* _GIVEN PROBLEM_: Wherever a line below holds the word "Addresses", copy that line.

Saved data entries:

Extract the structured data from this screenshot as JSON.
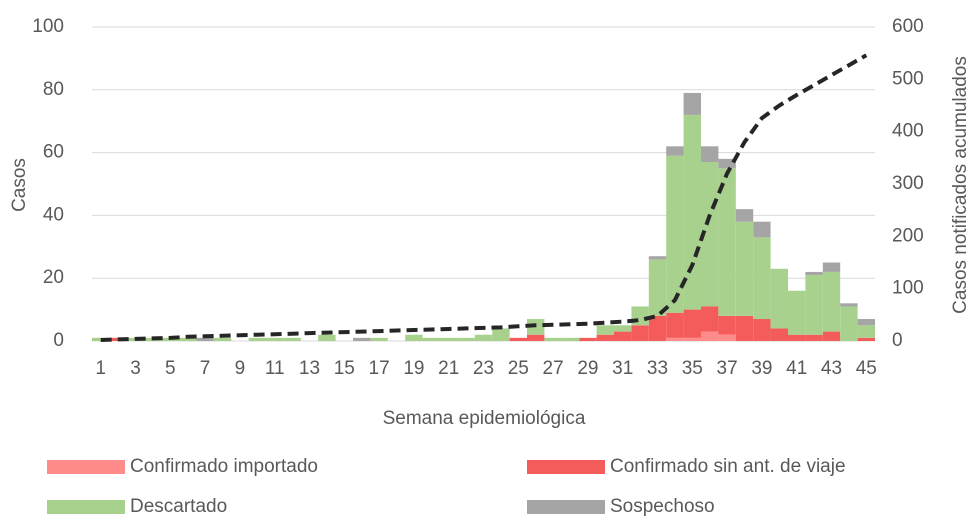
{
  "chart_data": {
    "type": "bar",
    "stacked": true,
    "x_label": "Semana epidemiológica",
    "y_label": "Casos",
    "y2_label": "Casos notificados acumulados",
    "categories": [
      "1",
      null,
      "3",
      null,
      "5",
      null,
      "7",
      null,
      "9",
      null,
      "11",
      null,
      "13",
      null,
      "15",
      null,
      "17",
      null,
      "19",
      null,
      "21",
      null,
      "23",
      null,
      "25",
      null,
      "27",
      null,
      "29",
      null,
      "31",
      null,
      "33",
      null,
      "35",
      null,
      "37",
      null,
      "39",
      null,
      "41",
      null,
      "43",
      null,
      "45"
    ],
    "series": [
      {
        "name": "Confirmado importado",
        "color": "#ff8b8b",
        "values": [
          0,
          0,
          0,
          0,
          0,
          0,
          0,
          0,
          0,
          0,
          0,
          0,
          0,
          0,
          0,
          0,
          0,
          0,
          0,
          0,
          0,
          0,
          0,
          0,
          0,
          0,
          0,
          0,
          0,
          0,
          0,
          0,
          0,
          1,
          1,
          3,
          2,
          0,
          0,
          0,
          0,
          0,
          0,
          0,
          0
        ]
      },
      {
        "name": "Confirmado sin ant. de viaje",
        "color": "#f45b5b",
        "values": [
          0,
          1,
          0,
          0,
          0,
          0,
          0,
          0,
          0,
          0,
          0,
          0,
          0,
          0,
          0,
          0,
          0,
          0,
          0,
          0,
          0,
          0,
          0,
          0,
          1,
          2,
          0,
          0,
          1,
          2,
          3,
          5,
          8,
          8,
          9,
          8,
          6,
          8,
          7,
          4,
          2,
          2,
          3,
          0,
          1
        ]
      },
      {
        "name": "Descartado",
        "color": "#a9d18e",
        "values": [
          1,
          0,
          1,
          1,
          1,
          1,
          0,
          1,
          0,
          1,
          1,
          1,
          0,
          2,
          0,
          0,
          1,
          0,
          2,
          1,
          1,
          1,
          2,
          4,
          0,
          5,
          1,
          1,
          0,
          3,
          2,
          6,
          18,
          50,
          62,
          46,
          47,
          30,
          26,
          19,
          14,
          19,
          19,
          11,
          4
        ]
      },
      {
        "name": "Sospechoso",
        "color": "#a5a5a5",
        "values": [
          0,
          0,
          0,
          0,
          0,
          0,
          1,
          0,
          0,
          0,
          0,
          0,
          0,
          0,
          0,
          1,
          0,
          0,
          0,
          0,
          0,
          0,
          0,
          0,
          0,
          0,
          0,
          0,
          0,
          0,
          0,
          0,
          1,
          3,
          7,
          5,
          3,
          4,
          5,
          0,
          0,
          1,
          3,
          1,
          2
        ]
      },
      {
        "type": "line",
        "axis": "y2",
        "color": "#262626",
        "dashed": true,
        "values": [
          2,
          3,
          4,
          5,
          6,
          8,
          9,
          10,
          11,
          12,
          13,
          14,
          15,
          16,
          17,
          18,
          19,
          20,
          21,
          22,
          23,
          24,
          25,
          26,
          28,
          30,
          31,
          32,
          33,
          35,
          37,
          40,
          48,
          78,
          145,
          240,
          320,
          380,
          426,
          450,
          470,
          489,
          508,
          527,
          546
        ]
      }
    ],
    "ylim": [
      0,
      100
    ],
    "yticks": [
      0,
      20,
      40,
      60,
      80,
      100
    ],
    "y2lim": [
      0,
      600
    ],
    "y2ticks": [
      0,
      100,
      200,
      300,
      400,
      500,
      600
    ],
    "grid": true,
    "legend": "bottom"
  }
}
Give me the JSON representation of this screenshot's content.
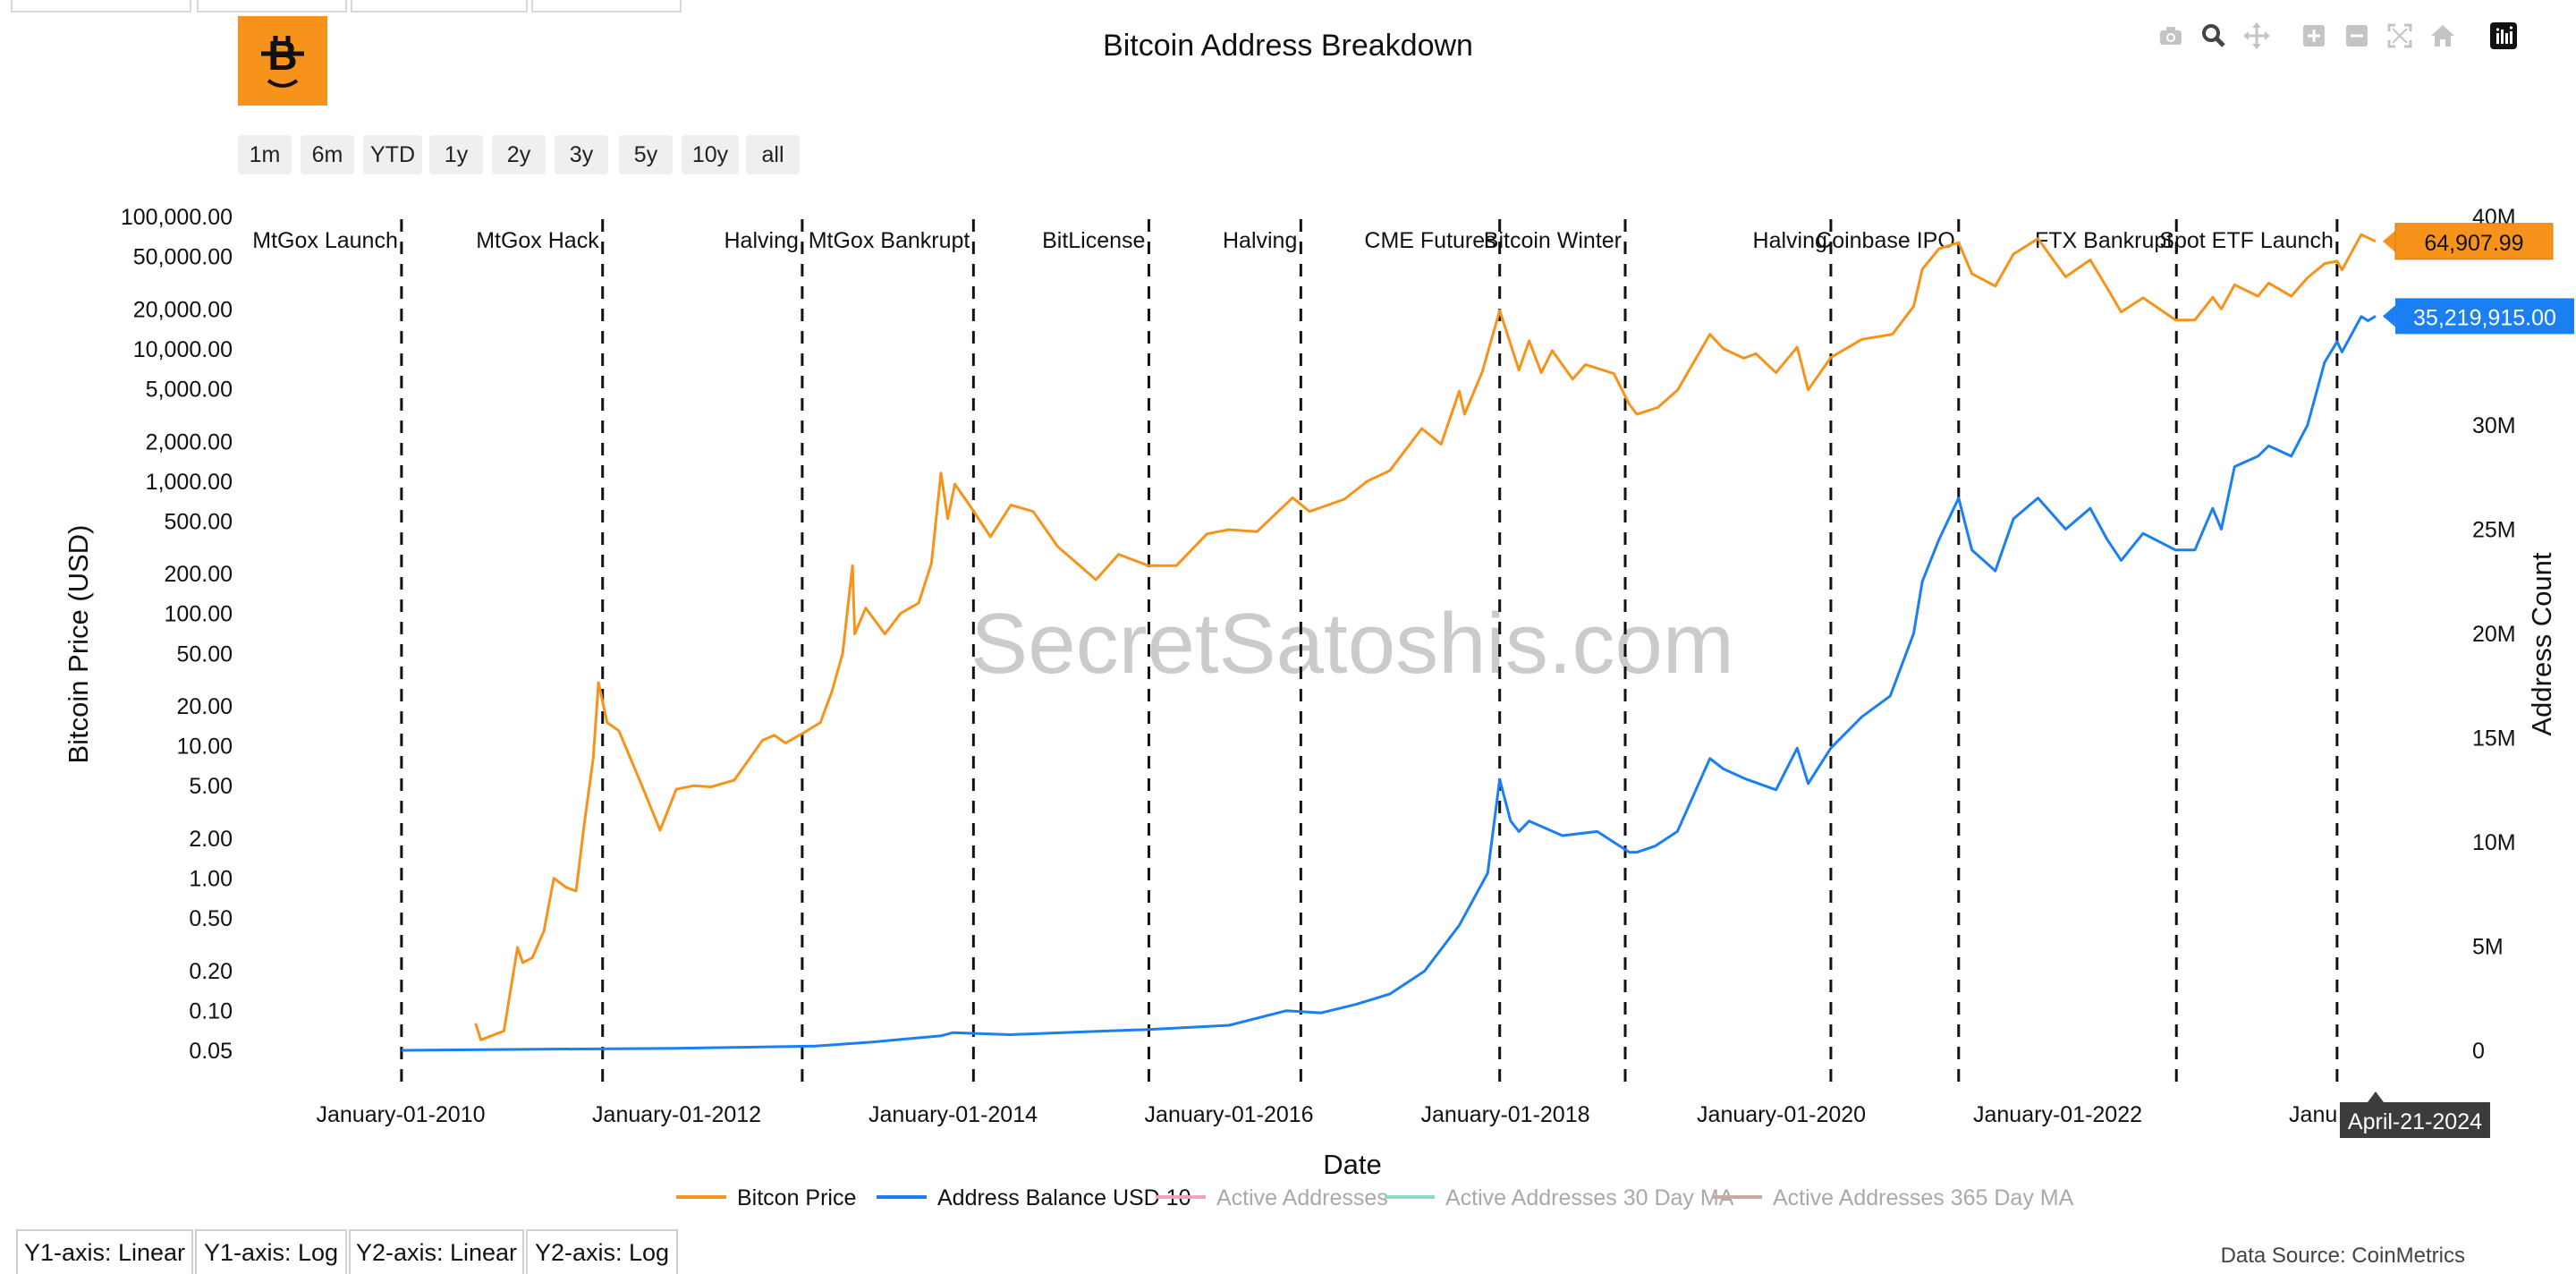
{
  "title": "Bitcoin Address Breakdown",
  "toolbar": {
    "icons": [
      "camera-icon",
      "zoom-icon",
      "pan-icon",
      "zoom-in-icon",
      "zoom-out-icon",
      "autoscale-icon",
      "home-icon",
      "plotly-logo-icon"
    ]
  },
  "range_buttons": [
    "1m",
    "6m",
    "YTD",
    "1y",
    "2y",
    "3y",
    "5y",
    "10y",
    "all"
  ],
  "axis_buttons": [
    "Y1-axis: Linear",
    "Y1-axis: Log",
    "Y2-axis: Linear",
    "Y2-axis: Log"
  ],
  "source": "Data Source: CoinMetrics",
  "watermark": "SecretSatoshis.com",
  "colors": {
    "price": "#f7931a",
    "address": "#1a7ff2",
    "active": "#f4a0bb",
    "active30": "#8ed8c8",
    "active365": "#c8aaa2"
  },
  "chart_data": {
    "type": "line",
    "title": "Bitcoin Address Breakdown",
    "xlabel": "Date",
    "ylabel": "Bitcoin Price (USD)",
    "y2label": "Address Count",
    "x_range": [
      "2008-11-20",
      "2024-11-20"
    ],
    "y_scale": "log",
    "y_ticks": [
      0.05,
      0.1,
      0.2,
      0.5,
      1,
      2,
      5,
      10,
      20,
      50,
      100,
      200,
      500,
      1000,
      2000,
      5000,
      10000,
      20000,
      50000,
      100000
    ],
    "y_tick_labels": [
      "0.05",
      "0.10",
      "0.20",
      "0.50",
      "1.00",
      "2.00",
      "5.00",
      "10.00",
      "20.00",
      "50.00",
      "100.00",
      "200.00",
      "500.00",
      "1,000.00",
      "2,000.00",
      "5,000.00",
      "10,000.00",
      "20,000.00",
      "50,000.00",
      "100,000.00"
    ],
    "y2_range": [
      0,
      40000000
    ],
    "y2_ticks": [
      0,
      5000000,
      10000000,
      15000000,
      20000000,
      25000000,
      30000000,
      35000000,
      40000000
    ],
    "y2_tick_labels": [
      "0",
      "5M",
      "10M",
      "15M",
      "20M",
      "25M",
      "30M",
      "35M",
      "40M"
    ],
    "x_ticks": [
      "2010-01-01",
      "2012-01-01",
      "2014-01-01",
      "2016-01-01",
      "2018-01-01",
      "2020-01-01",
      "2022-01-01"
    ],
    "x_tick_labels": [
      "January-01-2010",
      "January-01-2012",
      "January-01-2014",
      "January-01-2016",
      "January-01-2018",
      "January-01-2020",
      "January-01-2022"
    ],
    "x_tick_partial": {
      "label": "Janu",
      "date": "2024-01-01"
    },
    "legend_position": "bottom-center",
    "grid": false,
    "hover": {
      "date_label": "April-21-2024",
      "date": "2024-04-21",
      "price_label": "64,907.99",
      "address_label": "35,219,915.00"
    },
    "events": [
      {
        "date": "2010-01-03",
        "label": "MtGox Launch"
      },
      {
        "date": "2011-06-19",
        "label": "MtGox Hack"
      },
      {
        "date": "2012-11-28",
        "label": "Halving"
      },
      {
        "date": "2014-02-24",
        "label": "MtGox Bankrupt"
      },
      {
        "date": "2015-06-03",
        "label": "BitLicense"
      },
      {
        "date": "2016-07-09",
        "label": "Halving"
      },
      {
        "date": "2017-12-17",
        "label": "CME Futures"
      },
      {
        "date": "2018-11-14",
        "label": "Bitcoin Winter"
      },
      {
        "date": "2020-05-11",
        "label": "Halving"
      },
      {
        "date": "2021-04-14",
        "label": "Coinbase IPO"
      },
      {
        "date": "2022-11-11",
        "label": "FTX Bankrupt"
      },
      {
        "date": "2024-01-10",
        "label": "Spot ETF Launch"
      }
    ],
    "series": [
      {
        "name": "Bitcon Price",
        "axis": "y",
        "color": "#f7931a",
        "visible": true,
        "points": [
          [
            "2010-07-18",
            0.08
          ],
          [
            "2010-08-01",
            0.06
          ],
          [
            "2010-10-01",
            0.07
          ],
          [
            "2010-11-06",
            0.3
          ],
          [
            "2010-11-20",
            0.23
          ],
          [
            "2010-12-15",
            0.25
          ],
          [
            "2011-01-15",
            0.4
          ],
          [
            "2011-02-10",
            1.0
          ],
          [
            "2011-03-15",
            0.85
          ],
          [
            "2011-04-10",
            0.8
          ],
          [
            "2011-05-01",
            2.5
          ],
          [
            "2011-05-25",
            8.0
          ],
          [
            "2011-06-08",
            30.0
          ],
          [
            "2011-07-01",
            15.0
          ],
          [
            "2011-08-01",
            13.0
          ],
          [
            "2011-09-01",
            8.0
          ],
          [
            "2011-10-01",
            5.0
          ],
          [
            "2011-11-18",
            2.3
          ],
          [
            "2011-12-31",
            4.7
          ],
          [
            "2012-02-15",
            5.0
          ],
          [
            "2012-04-01",
            4.9
          ],
          [
            "2012-06-01",
            5.5
          ],
          [
            "2012-08-15",
            11.0
          ],
          [
            "2012-09-15",
            12.0
          ],
          [
            "2012-10-15",
            10.5
          ],
          [
            "2012-12-01",
            12.5
          ],
          [
            "2013-01-15",
            15.0
          ],
          [
            "2013-02-15",
            26.0
          ],
          [
            "2013-03-15",
            50.0
          ],
          [
            "2013-04-10",
            230.0
          ],
          [
            "2013-04-16",
            70.0
          ],
          [
            "2013-05-15",
            110.0
          ],
          [
            "2013-07-05",
            70.0
          ],
          [
            "2013-08-15",
            100.0
          ],
          [
            "2013-10-02",
            120.0
          ],
          [
            "2013-11-05",
            240.0
          ],
          [
            "2013-11-30",
            1150.0
          ],
          [
            "2013-12-18",
            520.0
          ],
          [
            "2014-01-06",
            950.0
          ],
          [
            "2014-02-15",
            650.0
          ],
          [
            "2014-04-10",
            380.0
          ],
          [
            "2014-06-03",
            660.0
          ],
          [
            "2014-08-01",
            590.0
          ],
          [
            "2014-10-05",
            320.0
          ],
          [
            "2015-01-14",
            180.0
          ],
          [
            "2015-03-15",
            280.0
          ],
          [
            "2015-06-01",
            230.0
          ],
          [
            "2015-08-15",
            230.0
          ],
          [
            "2015-11-04",
            400.0
          ],
          [
            "2016-01-01",
            430.0
          ],
          [
            "2016-03-15",
            415.0
          ],
          [
            "2016-06-17",
            750.0
          ],
          [
            "2016-08-01",
            590.0
          ],
          [
            "2016-11-01",
            730.0
          ],
          [
            "2017-01-01",
            1000.0
          ],
          [
            "2017-03-01",
            1200.0
          ],
          [
            "2017-05-25",
            2500.0
          ],
          [
            "2017-07-15",
            1900.0
          ],
          [
            "2017-09-01",
            4800.0
          ],
          [
            "2017-09-15",
            3200.0
          ],
          [
            "2017-11-01",
            6700.0
          ],
          [
            "2017-12-17",
            19500.0
          ],
          [
            "2018-02-06",
            6900.0
          ],
          [
            "2018-03-05",
            11500.0
          ],
          [
            "2018-04-06",
            6600.0
          ],
          [
            "2018-05-05",
            9700.0
          ],
          [
            "2018-06-28",
            5900.0
          ],
          [
            "2018-08-01",
            7600.0
          ],
          [
            "2018-10-15",
            6500.0
          ],
          [
            "2018-11-25",
            3800.0
          ],
          [
            "2018-12-15",
            3200.0
          ],
          [
            "2019-02-08",
            3600.0
          ],
          [
            "2019-04-02",
            4900.0
          ],
          [
            "2019-06-26",
            12900.0
          ],
          [
            "2019-08-01",
            10000.0
          ],
          [
            "2019-09-24",
            8500.0
          ],
          [
            "2019-10-26",
            9200.0
          ],
          [
            "2019-12-18",
            6600.0
          ],
          [
            "2020-02-12",
            10300.0
          ],
          [
            "2020-03-12",
            4900.0
          ],
          [
            "2020-05-11",
            8600.0
          ],
          [
            "2020-08-01",
            11800.0
          ],
          [
            "2020-10-21",
            12900.0
          ],
          [
            "2020-12-16",
            21000.0
          ],
          [
            "2021-01-08",
            40000.0
          ],
          [
            "2021-02-21",
            57000.0
          ],
          [
            "2021-04-14",
            63500.0
          ],
          [
            "2021-05-19",
            37000.0
          ],
          [
            "2021-07-20",
            29800.0
          ],
          [
            "2021-09-06",
            52000.0
          ],
          [
            "2021-11-10",
            68000.0
          ],
          [
            "2022-01-22",
            35000.0
          ],
          [
            "2022-03-28",
            47000.0
          ],
          [
            "2022-05-12",
            28800.0
          ],
          [
            "2022-06-18",
            19000.0
          ],
          [
            "2022-08-15",
            24300.0
          ],
          [
            "2022-11-09",
            16500.0
          ],
          [
            "2022-12-30",
            16500.0
          ],
          [
            "2023-02-15",
            24500.0
          ],
          [
            "2023-03-10",
            20000.0
          ],
          [
            "2023-04-14",
            30500.0
          ],
          [
            "2023-06-15",
            25000.0
          ],
          [
            "2023-07-13",
            31400.0
          ],
          [
            "2023-09-11",
            25000.0
          ],
          [
            "2023-10-24",
            34500.0
          ],
          [
            "2023-12-08",
            44000.0
          ],
          [
            "2024-01-10",
            46000.0
          ],
          [
            "2024-01-23",
            39500.0
          ],
          [
            "2024-03-14",
            73000.0
          ],
          [
            "2024-04-01",
            69000.0
          ],
          [
            "2024-04-21",
            64907.99
          ]
        ]
      },
      {
        "name": "Address Balance USD 10",
        "axis": "y2",
        "color": "#1a7ff2",
        "visible": true,
        "points": [
          [
            "2010-01-03",
            0
          ],
          [
            "2011-01-01",
            50000
          ],
          [
            "2012-01-01",
            100000
          ],
          [
            "2013-01-01",
            200000
          ],
          [
            "2013-06-01",
            400000
          ],
          [
            "2013-12-01",
            700000
          ],
          [
            "2014-01-01",
            850000
          ],
          [
            "2014-06-01",
            750000
          ],
          [
            "2015-01-01",
            900000
          ],
          [
            "2015-06-01",
            1000000
          ],
          [
            "2016-01-01",
            1200000
          ],
          [
            "2016-06-01",
            1900000
          ],
          [
            "2016-09-01",
            1800000
          ],
          [
            "2016-12-01",
            2200000
          ],
          [
            "2017-03-01",
            2700000
          ],
          [
            "2017-06-01",
            3800000
          ],
          [
            "2017-09-01",
            6000000
          ],
          [
            "2017-11-15",
            8500000
          ],
          [
            "2017-12-17",
            13000000
          ],
          [
            "2018-01-15",
            11000000
          ],
          [
            "2018-02-06",
            10500000
          ],
          [
            "2018-03-05",
            11000000
          ],
          [
            "2018-06-01",
            10300000
          ],
          [
            "2018-09-01",
            10500000
          ],
          [
            "2018-11-25",
            9500000
          ],
          [
            "2018-12-15",
            9500000
          ],
          [
            "2019-02-01",
            9800000
          ],
          [
            "2019-04-01",
            10500000
          ],
          [
            "2019-06-26",
            14000000
          ],
          [
            "2019-08-01",
            13500000
          ],
          [
            "2019-10-01",
            13000000
          ],
          [
            "2019-12-18",
            12500000
          ],
          [
            "2020-02-12",
            14500000
          ],
          [
            "2020-03-12",
            12800000
          ],
          [
            "2020-05-11",
            14500000
          ],
          [
            "2020-08-01",
            16000000
          ],
          [
            "2020-10-15",
            17000000
          ],
          [
            "2020-12-16",
            20000000
          ],
          [
            "2021-01-08",
            22500000
          ],
          [
            "2021-02-21",
            24500000
          ],
          [
            "2021-04-14",
            26500000
          ],
          [
            "2021-05-19",
            24000000
          ],
          [
            "2021-07-20",
            23000000
          ],
          [
            "2021-09-06",
            25500000
          ],
          [
            "2021-11-10",
            26500000
          ],
          [
            "2022-01-22",
            25000000
          ],
          [
            "2022-03-28",
            26000000
          ],
          [
            "2022-05-12",
            24500000
          ],
          [
            "2022-06-18",
            23500000
          ],
          [
            "2022-08-15",
            24800000
          ],
          [
            "2022-11-09",
            24000000
          ],
          [
            "2022-12-30",
            24000000
          ],
          [
            "2023-02-15",
            26000000
          ],
          [
            "2023-03-10",
            25000000
          ],
          [
            "2023-04-14",
            28000000
          ],
          [
            "2023-06-15",
            28500000
          ],
          [
            "2023-07-13",
            29000000
          ],
          [
            "2023-09-11",
            28500000
          ],
          [
            "2023-10-24",
            30000000
          ],
          [
            "2023-12-08",
            33000000
          ],
          [
            "2024-01-10",
            34000000
          ],
          [
            "2024-01-23",
            33500000
          ],
          [
            "2024-03-14",
            35200000
          ],
          [
            "2024-04-01",
            35000000
          ],
          [
            "2024-04-21",
            35219915
          ]
        ]
      },
      {
        "name": "Active Addresses",
        "axis": "y2",
        "color": "#f4a0bb",
        "visible": false,
        "points": []
      },
      {
        "name": "Active Addresses 30 Day MA",
        "axis": "y2",
        "color": "#8ed8c8",
        "visible": false,
        "points": []
      },
      {
        "name": "Active Addresses 365 Day MA",
        "axis": "y2",
        "color": "#c8aaa2",
        "visible": false,
        "points": []
      }
    ]
  }
}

* _WORKED ANSWER_:
        "name": "Active Addresses",
        "name": "Active Addresses 30 Day MA",
        "name": "Active Addresses 365 Day MA",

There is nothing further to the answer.